RECORDS FOR THIS EXERCISE.

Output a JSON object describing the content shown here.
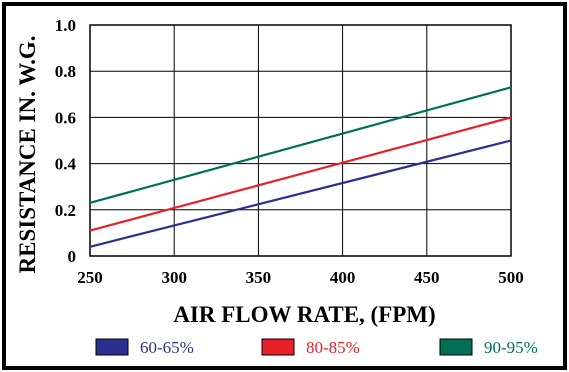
{
  "chart_data": {
    "type": "line",
    "xlabel": "AIR FLOW RATE, (FPM)",
    "ylabel": "RESISTANCE IN. W.G.",
    "xlim": [
      250,
      500
    ],
    "ylim": [
      0,
      1.0
    ],
    "x_ticks": [
      "250",
      "300",
      "350",
      "400",
      "450",
      "500"
    ],
    "y_ticks": [
      "0",
      "0.2",
      "0.4",
      "0.6",
      "0.8",
      "1.0"
    ],
    "grid": true,
    "legend_position": "bottom",
    "series": [
      {
        "name": "60-65%",
        "color": "#2b2f8f",
        "x": [
          250,
          500
        ],
        "y": [
          0.04,
          0.5
        ]
      },
      {
        "name": "80-85%",
        "color": "#e8202a",
        "x": [
          250,
          500
        ],
        "y": [
          0.11,
          0.6
        ]
      },
      {
        "name": "90-95%",
        "color": "#006f5a",
        "x": [
          250,
          500
        ],
        "y": [
          0.23,
          0.73
        ]
      }
    ]
  }
}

WHAT THIS TASK INVOLVES. Can you retype every record above exactly, leaving out the pictures?

TASK SOLUTION.
Output a JSON object describing the content shown here.
{
  "chart_data": {
    "type": "line",
    "xlabel": "AIR FLOW RATE, (FPM)",
    "ylabel": "RESISTANCE IN. W.G.",
    "xlim": [
      250,
      500
    ],
    "ylim": [
      0,
      1.0
    ],
    "x_ticks": [
      "250",
      "300",
      "350",
      "400",
      "450",
      "500"
    ],
    "y_ticks": [
      "0",
      "0.2",
      "0.4",
      "0.6",
      "0.8",
      "1.0"
    ],
    "grid": true,
    "legend_position": "bottom",
    "series": [
      {
        "name": "60-65%",
        "color": "#2b2f8f",
        "x": [
          250,
          500
        ],
        "y": [
          0.04,
          0.5
        ]
      },
      {
        "name": "80-85%",
        "color": "#e8202a",
        "x": [
          250,
          500
        ],
        "y": [
          0.11,
          0.6
        ]
      },
      {
        "name": "90-95%",
        "color": "#006f5a",
        "x": [
          250,
          500
        ],
        "y": [
          0.23,
          0.73
        ]
      }
    ]
  }
}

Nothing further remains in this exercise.